* _Page_
○ ○ ○ ○ ○

Reply Mon 15 Jul, 2013 02:00 am

Because "newborn" has spoken out the meaning of "are born."
What do you say?

Context:

RFI: Seven Newborn Opposition Forces Are Born In China

The path to be taken for Xi Jinping and Li Keqiang has
become a focus of pubic attention in China and overseas.
Reportedly, China's media professionals think that
the Chinese Communist Party(CCP) leadership seems
to be taking a road to National Socialism,
as Nazi Germany did, under Adolf Hitler.
In the past 10 years, the CCP's violent suppression
has given rise to seven newborn domestic opposition forces.
China, in reality, has gotten bogged down in heavy crises.

Li Weidong, ex-president of China Reform magazine,
recently tells Radio France Internationale (RFI) that
the political system is the root cause of China's problems.

Li points out that the CCP hasn't really
launched its promised reform.
Instead, it gets used to using violence
to achieve "stability".
However, the approach has made Chinese society
a pressure cooker of resentment.
This has engendered seven new opposition forces
in the last 10 years, this is serious trouble, says Li.

The category covers the following seven opposition forces:
1. several tens of millions of landless peasants;
2. demobilized soldiers; 3. religious dissidents;
4. resistance forces in frontier minority areas;
5. large numbers of petitioners, provoked by forced
demolitions, judicial injustice, and laid-off workers;
6. underemployed college graduates;
7. intelligentsia.

Scholar of Chinese history, Li Yuanhua: "The CCP's
tyrannical persecution has victimized the masses.
The public has now come to awaken, with a growing
disobedience, and a will to resist this tyranny."

Shenzhen-based columnist, Zhu Jianguo, comments.

○ ○ ○ ○ ○

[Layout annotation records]
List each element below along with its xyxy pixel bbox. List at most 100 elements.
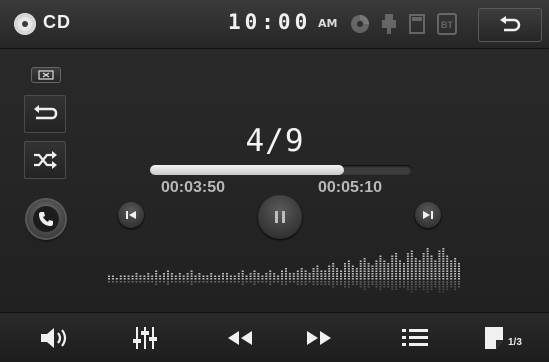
spectrum-bar [123,275,126,283]
spectrum-bar [446,255,449,290]
playlist-button[interactable] [380,313,450,362]
spectrum-bar [229,275,232,283]
spectrum-bar [324,270,327,285]
source-label: CD [43,12,71,32]
progress-bar[interactable] [150,165,412,175]
spectrum-bar [194,275,197,283]
spectrum-bar [355,268,358,285]
spectrum-bar [119,275,122,283]
volume-button[interactable] [20,313,90,362]
phone-icon [39,212,53,226]
spectrum-bar [414,258,417,290]
spectrum-bar [210,273,213,283]
spectrum-bar [387,263,390,288]
spectrum-bar [371,265,374,285]
pause-button[interactable] [258,195,302,239]
spectrum-bar [285,268,287,285]
spectrum-bar [363,258,366,290]
page-indicator: 1/3 [508,337,522,348]
spectrum-bar [108,275,110,283]
spectrum-bar [395,253,398,290]
phone-button[interactable] [27,200,65,238]
spectrum-bar [202,275,205,283]
repeat-button[interactable] [24,95,66,133]
spectrum-bar [131,275,134,283]
spectrum-bar [170,273,173,283]
top-bar: CD 10:00 AM BT [0,0,549,49]
spectrum-bar [292,273,295,283]
spectrum-bar [226,273,228,283]
spectrum-bar [198,273,201,283]
spectrum-bar [143,275,146,283]
spectrum-bar [320,270,323,285]
spectrum-bar [147,273,150,283]
spectrum-bar [438,250,441,293]
spectrum-bar [418,260,421,288]
next-track-icon [423,211,433,219]
pause-icon [275,211,285,223]
display-toggle-icon [38,70,54,80]
rewind-icon [228,331,252,345]
clock-ampm: AM [318,17,338,30]
spectrum-bar [308,273,311,283]
elapsed-time: 00:03:50 [161,179,226,196]
spectrum-bar [253,270,256,285]
shuffle-button[interactable] [24,141,66,179]
spectrum-bar [163,273,165,283]
spectrum-bar [151,275,154,283]
spectrum-bar [281,270,283,285]
spectrum-bar [347,260,350,288]
spectrum-bar [178,273,181,283]
spectrum-bar [351,265,354,285]
spectrum-bar [167,270,169,285]
bt-label: BT [441,20,453,30]
spectrum-bar [391,255,394,290]
spectrum-bar [375,260,378,288]
equalizer-icon [133,327,157,349]
spectrum-bar [296,270,299,285]
spectrum-bar [174,275,177,283]
track-counter: 4/9 [245,123,305,159]
spectrum-bar [422,253,425,290]
shuffle-icon [34,151,57,169]
fast-forward-button[interactable] [284,313,354,362]
back-button[interactable] [478,8,542,42]
bottom-bar [0,312,549,362]
spectrum-bar [135,273,138,283]
spectrum-bar [257,273,260,283]
rewind-button[interactable] [205,313,275,362]
phone-button-inner [33,206,59,232]
spectrum-bar [277,275,280,283]
volume-icon [41,328,67,348]
spectrum-bar [237,273,240,283]
spectrum-bar [233,275,236,283]
display-toggle-button[interactable] [31,67,61,83]
spectrum-bar [383,260,386,288]
spectrum-bar [458,263,460,288]
spectrum-bar [249,273,252,283]
spectrum-bar [300,268,303,285]
page-button[interactable] [468,313,538,362]
spectrum-bar [344,263,346,288]
spectrum-bar [367,263,370,288]
spectrum-bar [312,268,315,285]
previous-track-button[interactable] [118,202,144,228]
spectrum-bar [127,275,130,283]
spectrum-bar [340,270,342,285]
spectrum-bar [214,275,217,283]
spectrum-bar [190,270,193,285]
cd-disc-icon [14,13,36,35]
fast-forward-icon [307,331,331,345]
spectrum-bar [115,278,118,283]
spectrum-bar [336,268,339,285]
spectrum-bar [430,255,433,290]
spectrum-bar [399,260,401,288]
spectrum-bar [406,253,409,290]
spectrum-bar [222,273,224,283]
spectrum-bar [316,265,319,285]
equalizer-button[interactable] [110,313,180,362]
spectrum-bar [241,270,244,285]
next-track-button[interactable] [415,202,441,228]
spectrum-bar [434,260,437,288]
spectrum-bar [450,260,453,288]
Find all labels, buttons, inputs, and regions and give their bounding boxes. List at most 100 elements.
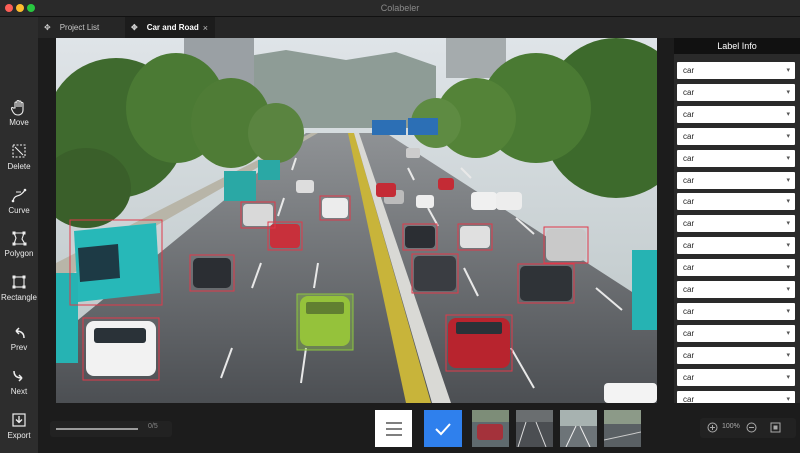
window-title: Colabeler [380, 3, 420, 13]
progress-fill [56, 428, 138, 430]
chevron-down-icon: ▾ [786, 286, 790, 293]
thumbnail-1[interactable] [472, 410, 509, 447]
label-select-13[interactable]: car ▾ [677, 324, 795, 342]
label-value: car [683, 87, 695, 97]
chevron-down-icon: ▾ [786, 154, 790, 162]
gear-icon: ✥ [44, 23, 51, 32]
progress-text: 0/5 [148, 423, 158, 430]
road-image [56, 38, 657, 403]
move-tool-button[interactable]: Move [0, 99, 38, 127]
tab-label: Car and Road [146, 23, 199, 32]
label-value: car [683, 285, 695, 294]
chevron-down-icon: ▾ [786, 88, 790, 96]
tab-label: Project List [59, 23, 100, 32]
chevron-down-icon: ▾ [786, 132, 790, 140]
curve-icon [11, 188, 27, 203]
label-select-5[interactable]: car ▾ [677, 149, 795, 167]
zoom-control: 100% [700, 418, 796, 438]
label-select-14[interactable]: car ▾ [677, 346, 795, 364]
delete-tool-button[interactable]: Delete [0, 143, 38, 171]
chevron-down-icon: ▾ [786, 220, 790, 228]
label-select-6[interactable]: car ▾ [677, 171, 795, 189]
fit-screen-icon[interactable] [770, 422, 781, 433]
label-select-3[interactable]: car ▾ [677, 105, 795, 123]
label-value: car [683, 153, 695, 163]
tool-bar: Move Delete Curve Polygon Rectangle Prev… [0, 17, 38, 453]
chevron-down-icon: ▾ [786, 110, 790, 118]
tab-car-and-road[interactable]: ✥ Car and Road × [125, 17, 215, 38]
label-select-4[interactable]: car ▾ [677, 127, 795, 145]
tool-label: Rectangle [0, 293, 38, 302]
tool-label: Polygon [4, 249, 34, 258]
polygon-tool-button[interactable]: Polygon [0, 230, 38, 258]
close-tab-button[interactable]: × [203, 23, 208, 33]
label-value: car [683, 328, 695, 338]
chevron-down-icon: ▾ [786, 67, 790, 74]
hand-icon [11, 99, 24, 116]
rectangle-tool-button[interactable]: Rectangle [0, 274, 38, 302]
tool-label: Export [7, 431, 31, 440]
label-value: car [683, 372, 695, 382]
label-select-1[interactable]: car ▾ [677, 62, 795, 79]
tab-bar: ✥ Project List ✥ Car and Road × [38, 17, 800, 38]
polygon-icon [12, 231, 27, 246]
chevron-down-icon: ▾ [786, 307, 790, 315]
progress-indicator: 0/5 [50, 421, 172, 437]
checkmark-icon [435, 422, 451, 435]
tool-label: Move [9, 118, 29, 127]
zoom-out-icon[interactable] [746, 422, 757, 433]
tool-label: Delete [7, 162, 31, 171]
label-select-12[interactable]: car ▾ [677, 302, 795, 320]
prev-button[interactable]: Prev [0, 324, 38, 352]
thumbnail-4[interactable] [604, 410, 641, 447]
chevron-down-icon: ▾ [786, 176, 790, 184]
thumbnail-image [560, 410, 597, 447]
title-bar: Colabeler [0, 0, 800, 17]
next-button[interactable]: Next [0, 368, 38, 396]
tool-label: Next [10, 387, 28, 396]
label-value: car [683, 306, 695, 316]
thumbnail-3[interactable] [560, 410, 597, 447]
label-value: car [683, 263, 695, 273]
thumbnail-image [516, 410, 553, 447]
label-value: car [683, 219, 695, 229]
label-select-9[interactable]: car ▾ [677, 237, 795, 255]
annotation-canvas[interactable] [56, 38, 657, 403]
thumbnail-image [472, 410, 509, 447]
tool-label: Curve [8, 206, 30, 215]
label-value: car [683, 350, 695, 360]
label-select-10[interactable]: car ▾ [677, 259, 795, 277]
label-value: car [683, 66, 695, 75]
label-value: car [683, 241, 695, 251]
curve-tool-button[interactable]: Curve [0, 187, 38, 215]
label-info-panel: Label Info car ▾ car ▾ car ▾ car ▾ car ▾ car ▾ car ▾ c… [674, 38, 800, 408]
zoom-in-icon[interactable] [707, 422, 718, 433]
prev-arrow-icon [15, 327, 25, 339]
chevron-down-icon: ▾ [786, 351, 790, 359]
tab-project-list[interactable]: ✥ Project List [38, 17, 124, 38]
label-value: car [683, 109, 695, 119]
confirm-button[interactable] [424, 410, 462, 447]
label-list-button[interactable] [375, 410, 412, 447]
rectangle-icon [12, 275, 26, 289]
chevron-down-icon: ▾ [786, 373, 790, 381]
export-button[interactable]: Export [0, 412, 38, 440]
progress-track [56, 428, 138, 430]
panel-title: Label Info [674, 38, 800, 54]
label-select-15[interactable]: car ▾ [677, 368, 795, 386]
thumbnail-2[interactable] [516, 410, 553, 447]
tool-label: Prev [10, 343, 28, 352]
label-select-2[interactable]: car ▾ [677, 83, 795, 101]
export-icon [12, 413, 26, 427]
label-select-8[interactable]: car ▾ [677, 215, 795, 233]
label-select-11[interactable]: car ▾ [677, 281, 795, 298]
gear-icon: ✥ [131, 23, 138, 32]
chevron-down-icon: ▾ [786, 198, 790, 206]
label-value: car [683, 175, 695, 185]
colabeler-window: Colabeler ✥ Project List ✥ Car and Road … [0, 0, 800, 453]
label-select-7[interactable]: car ▾ [677, 193, 795, 211]
list-icon [385, 421, 402, 436]
zoom-level: 100% [722, 423, 740, 430]
delete-icon [12, 144, 26, 158]
chevron-down-icon: ▾ [786, 329, 790, 337]
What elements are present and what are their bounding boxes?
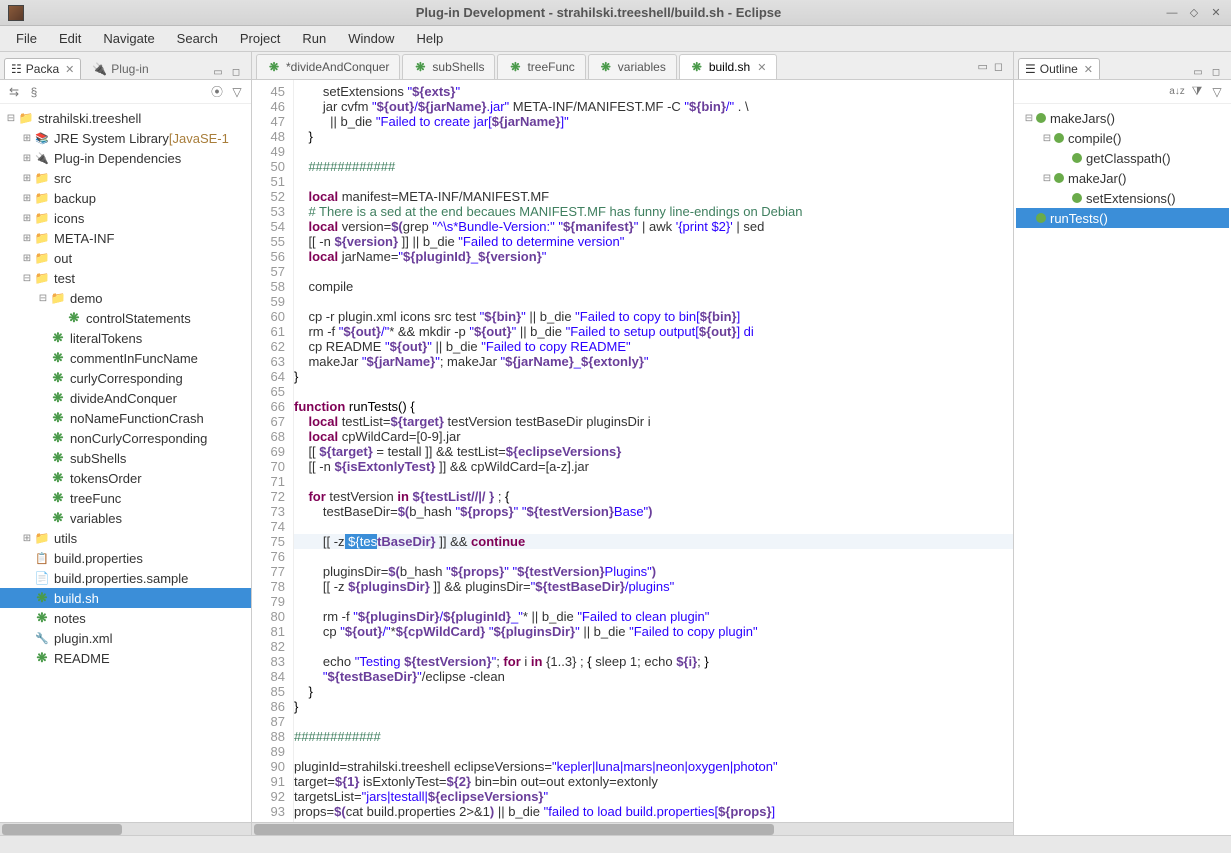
tree-item-build-properties-sample[interactable]: build.properties.sample	[0, 568, 251, 588]
tree-item-plugin-xml[interactable]: plugin.xml	[0, 628, 251, 648]
editor-tab-build-sh[interactable]: ❋build.sh✕	[679, 54, 778, 79]
view-menu-icon[interactable]: ▽	[229, 84, 245, 100]
maximize-icon[interactable]: ◇	[1187, 6, 1201, 20]
script-icon: ❋	[413, 60, 427, 74]
package-icon: ☷	[11, 62, 22, 76]
focus-icon[interactable]: ⦿	[209, 84, 225, 100]
outline-item-getclasspath[interactable]: getClasspath()	[1016, 148, 1229, 168]
line-gutter: 4546474849505152535455565758596061626364…	[252, 80, 294, 822]
tree-item-curlycorresponding[interactable]: curlyCorresponding	[0, 368, 251, 388]
tab-outline[interactable]: ☰ Outline ✕	[1018, 58, 1100, 79]
maximize-view-icon[interactable]: ◻	[1209, 65, 1223, 79]
tree-item-variables[interactable]: variables	[0, 508, 251, 528]
tree-item-demo[interactable]: ⊟demo	[0, 288, 251, 308]
titlebar: Plug-in Development - strahilski.treeshe…	[0, 0, 1231, 26]
menu-file[interactable]: File	[6, 28, 47, 49]
tree-item-readme[interactable]: README	[0, 648, 251, 668]
tree-item-nonamefunctioncrash[interactable]: noNameFunctionCrash	[0, 408, 251, 428]
maximize-view-icon[interactable]: ◻	[229, 65, 243, 79]
tree-item-jre-system-library[interactable]: ⊞JRE System Library [JavaSE-1	[0, 128, 251, 148]
tree-item-src[interactable]: ⊞src	[0, 168, 251, 188]
maximize-editor-icon[interactable]: ◻	[994, 60, 1003, 73]
minimize-view-icon[interactable]: ▭	[1191, 65, 1205, 79]
tree-item-utils[interactable]: ⊞utils	[0, 528, 251, 548]
plugin-icon: 🔌	[92, 62, 107, 76]
editor-hscrollbar[interactable]	[252, 822, 1013, 835]
script-icon: ❋	[599, 60, 613, 74]
sort-az-icon[interactable]: a↓z	[1169, 84, 1185, 100]
editor-tab-variables[interactable]: ❋variables	[588, 54, 677, 79]
tree-item-build-properties[interactable]: build.properties	[0, 548, 251, 568]
menu-help[interactable]: Help	[406, 28, 453, 49]
menu-project[interactable]: Project	[230, 28, 290, 49]
editor-area: ❋*divideAndConquer❋subShells❋treeFunc❋va…	[252, 52, 1013, 835]
tree-item-out[interactable]: ⊞out	[0, 248, 251, 268]
filter-icon[interactable]: ⧩	[1189, 84, 1205, 100]
outline-item-compile[interactable]: ⊟compile()	[1016, 128, 1229, 148]
tree-item-literaltokens[interactable]: literalTokens	[0, 328, 251, 348]
minimize-view-icon[interactable]: ▭	[211, 65, 225, 79]
minimize-editor-icon[interactable]: ▭	[977, 60, 987, 73]
tree-item-plug-in-dependencies[interactable]: ⊞Plug-in Dependencies	[0, 148, 251, 168]
project-tree[interactable]: ⊟strahilski.treeshell⊞JRE System Library…	[0, 104, 251, 822]
code-content[interactable]: setExtensions "${exts}" jar cvfm "${out}…	[294, 80, 1013, 822]
window-title: Plug-in Development - strahilski.treeshe…	[32, 5, 1165, 20]
outline-item-makejar[interactable]: ⊟makeJar()	[1016, 168, 1229, 188]
menu-search[interactable]: Search	[167, 28, 228, 49]
close-icon[interactable]: ✕	[757, 61, 766, 74]
script-icon: ❋	[267, 60, 281, 74]
tree-hscrollbar[interactable]	[0, 822, 251, 835]
tree-item-subshells[interactable]: subShells	[0, 448, 251, 468]
tree-item-divideandconquer[interactable]: divideAndConquer	[0, 388, 251, 408]
tree-item-backup[interactable]: ⊞backup	[0, 188, 251, 208]
tree-item-strahilski-treeshell[interactable]: ⊟strahilski.treeshell	[0, 108, 251, 128]
tree-item-controlstatements[interactable]: controlStatements	[0, 308, 251, 328]
statusbar	[0, 835, 1231, 853]
tab-plugin[interactable]: 🔌 Plug-in	[85, 58, 155, 79]
tree-item-notes[interactable]: notes	[0, 608, 251, 628]
editor-tab--divideandconquer[interactable]: ❋*divideAndConquer	[256, 54, 400, 79]
collapse-all-icon[interactable]: ⇆	[6, 84, 22, 100]
tree-item-test[interactable]: ⊟test	[0, 268, 251, 288]
menubar: File Edit Navigate Search Project Run Wi…	[0, 26, 1231, 52]
menu-edit[interactable]: Edit	[49, 28, 91, 49]
editor-tabs: ❋*divideAndConquer❋subShells❋treeFunc❋va…	[252, 52, 1013, 80]
editor-tab-subshells[interactable]: ❋subShells	[402, 54, 495, 79]
script-icon: ❋	[690, 60, 704, 74]
view-menu-icon[interactable]: ▽	[1209, 84, 1225, 100]
close-icon[interactable]: ✕	[65, 63, 74, 76]
tree-item-icons[interactable]: ⊞icons	[0, 208, 251, 228]
menu-run[interactable]: Run	[292, 28, 336, 49]
tree-item-build-sh[interactable]: build.sh	[0, 588, 251, 608]
tree-item-treefunc[interactable]: treeFunc	[0, 488, 251, 508]
tab-package-explorer[interactable]: ☷ Packa ✕	[4, 58, 81, 79]
outline-item-makejars[interactable]: ⊟makeJars()	[1016, 108, 1229, 128]
app-icon	[8, 5, 24, 21]
script-icon: ❋	[508, 60, 522, 74]
close-icon[interactable]: ✕	[1084, 63, 1093, 76]
outline-panel: ☰ Outline ✕ ▭ ◻ a↓z ⧩ ▽ ⊟makeJars()⊟comp…	[1013, 52, 1231, 835]
tree-item-meta-inf[interactable]: ⊞META-INF	[0, 228, 251, 248]
close-icon[interactable]: ✕	[1209, 6, 1223, 20]
outline-item-setextensions[interactable]: setExtensions()	[1016, 188, 1229, 208]
tree-item-commentinfuncname[interactable]: commentInFuncName	[0, 348, 251, 368]
editor-tab-treefunc[interactable]: ❋treeFunc	[497, 54, 585, 79]
code-editor[interactable]: 4546474849505152535455565758596061626364…	[252, 80, 1013, 822]
tree-item-noncurlycorresponding[interactable]: nonCurlyCorresponding	[0, 428, 251, 448]
minimize-icon[interactable]: —	[1165, 6, 1179, 20]
outline-icon: ☰	[1025, 62, 1036, 76]
package-explorer-panel: ☷ Packa ✕ 🔌 Plug-in ▭ ◻ ⇆ § ⦿ ▽ ⊟strahil…	[0, 52, 252, 835]
menu-navigate[interactable]: Navigate	[93, 28, 164, 49]
outline-item-runtests[interactable]: runTests()	[1016, 208, 1229, 228]
tree-item-tokensorder[interactable]: tokensOrder	[0, 468, 251, 488]
menu-window[interactable]: Window	[338, 28, 404, 49]
outline-tree[interactable]: ⊟makeJars()⊟compile()getClasspath()⊟make…	[1014, 104, 1231, 835]
link-editor-icon[interactable]: §	[26, 84, 42, 100]
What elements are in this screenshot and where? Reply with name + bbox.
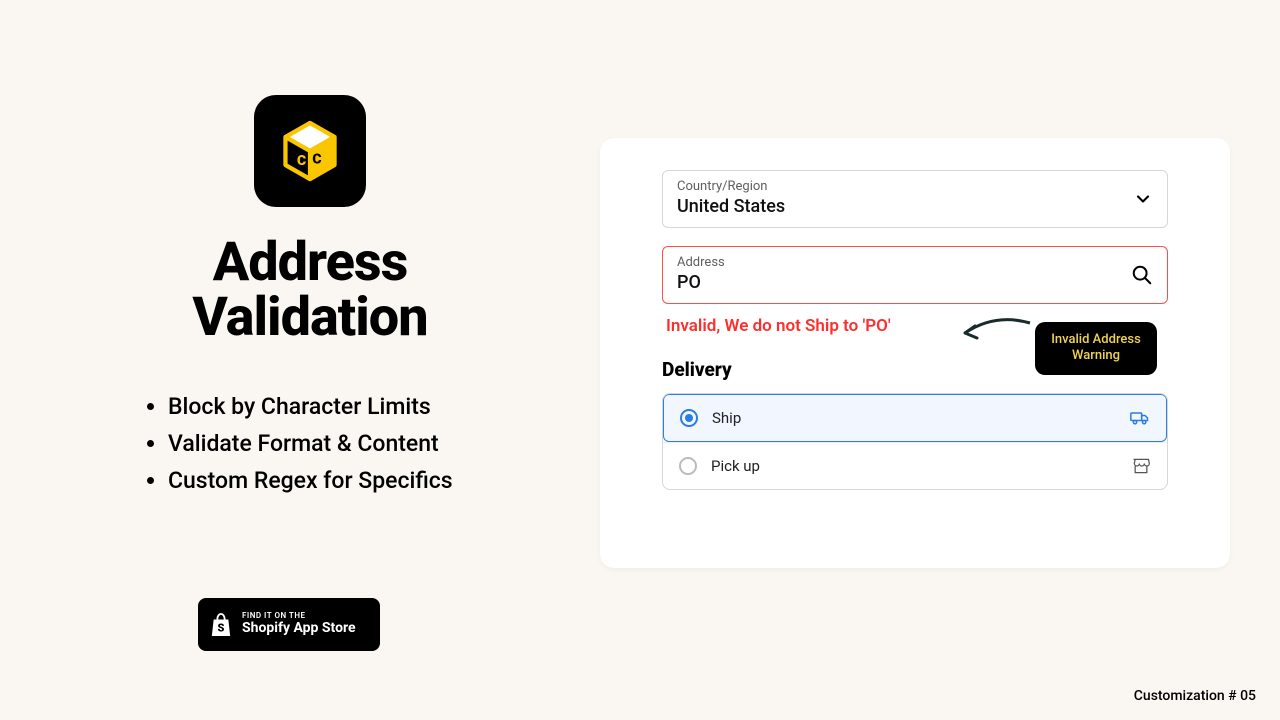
country-region-select[interactable]: Country/Region United States [662, 170, 1168, 228]
shopify-bag-icon: S [210, 612, 232, 638]
shopify-app-store-badge[interactable]: S FIND IT ON THE Shopify App Store [198, 598, 380, 651]
page-title: Address Validation [110, 235, 510, 345]
feature-item: Custom Regex for Specifics [168, 467, 510, 494]
delivery-option-pickup[interactable]: Pick up [663, 442, 1167, 489]
cube-logo-icon: C C [275, 116, 345, 186]
svg-text:S: S [218, 621, 225, 634]
address-label: Address [677, 255, 1153, 270]
address-value: PO [677, 272, 1153, 293]
svg-text:C: C [312, 152, 321, 168]
country-label: Country/Region [677, 179, 1153, 194]
ship-label: Ship [712, 409, 741, 427]
app-icon: C C [254, 95, 366, 207]
radio-ship[interactable] [680, 409, 698, 427]
chevron-down-icon [1133, 189, 1153, 209]
feature-list: Block by Character Limits Validate Forma… [110, 393, 510, 494]
footer-tag: Customization # 05 [1134, 688, 1256, 704]
delivery-options: Ship Pick up [662, 393, 1168, 490]
radio-pickup[interactable] [679, 457, 697, 475]
delivery-option-ship[interactable]: Ship [663, 394, 1167, 442]
feature-item: Block by Character Limits [168, 393, 510, 420]
feature-item: Validate Format & Content [168, 430, 510, 457]
svg-text:C: C [297, 153, 306, 169]
badge-text: FIND IT ON THE Shopify App Store [242, 612, 356, 636]
truck-icon [1130, 408, 1150, 428]
address-input[interactable]: Address PO [662, 246, 1168, 304]
annotation-bubble: Invalid Address Warning [1035, 322, 1157, 375]
country-value: United States [677, 196, 1153, 217]
store-icon [1131, 456, 1151, 476]
search-icon[interactable] [1131, 264, 1153, 286]
pickup-label: Pick up [711, 457, 760, 475]
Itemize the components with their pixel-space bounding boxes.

○ ○ ○ ○ ○

* _Required work_
A: Shorten the paragraph beginning "Li points out that" in the post about China's opposition forces, keeping its main facts.
B: Resume the post about China's opposition forces, starting right after its final sentence.

* _Responses per task_
A: Li says the CCP has not carried out its promised reform and instead relies on violence to keep "stability." This has made Chinese society a pressure cooker of resentment and, over the last 10 years, produced seven new opposition forces, which Li calls serious trouble.

B:
Since 1999, the CCP has increased media control.
This is a contributing factor that has given rise to
new opposition forces, he says.

Zhu Jianguo:"It is now important to lift the ban on media
and the internet, and to allow freedom of expression.
But on the contrary, they now want to
control micro-blogging even more tightly.
All of these actions are only going to
speed up the demise of the regime."

RFI comments that, after Xi Jinping took over as President,

the paths of development in political and
economic areas have been taken differently.
Premier Li Keqiang has vigorously promoted
liberal market reforms.
Whilst politically, Xi has indulged in "Chinese Dream"talk,

The"If the Shoe Fits"speech,
and the "Three Self-confidences"theory.
His advocacies have shown the character of
statism and nationalism.
This means that a "Xi-Li System"
has not yet been formed.
It also illustrates clearly that Xi's reform
idea doesn't contain universal values.
The goal of his political reform is only to "reinforce
the Party's leadership", according the RFI report.

Zhang Jian, researcher on China issues, says that the
regime has kept on varying the so-called "political reform".
If the CCP's dictatorship is premised, its "political reform"
will never be feasible, he remarks.

Zhang Jian: "It won't work no matter how Xi
puts forth his arguments.
The political movements launched by the CCP for
decades in China can all be called political reforms.
One of them, the Cultural Revolution,
was just another form of political reform."

Li Yuanhua agrees that Xi Jinping's only way out is to
disintegrate the CCP, and to thus follow history's trends.

Li Yuanhua: "It's futile to make an effort to keep CCP rule.

So it will be fruitless to battle with privileged groups
for political power or for political trade-offs."

RFI also reports that Xi Jinping hopes that CCP rule
shall continue and even stabilize in the next 10 years.
RFI calls it "a path of the red empire",
featuring statism, with nationalism.
This is the same road of National Socialism,
adopted by Nazi Germany in the 1930s.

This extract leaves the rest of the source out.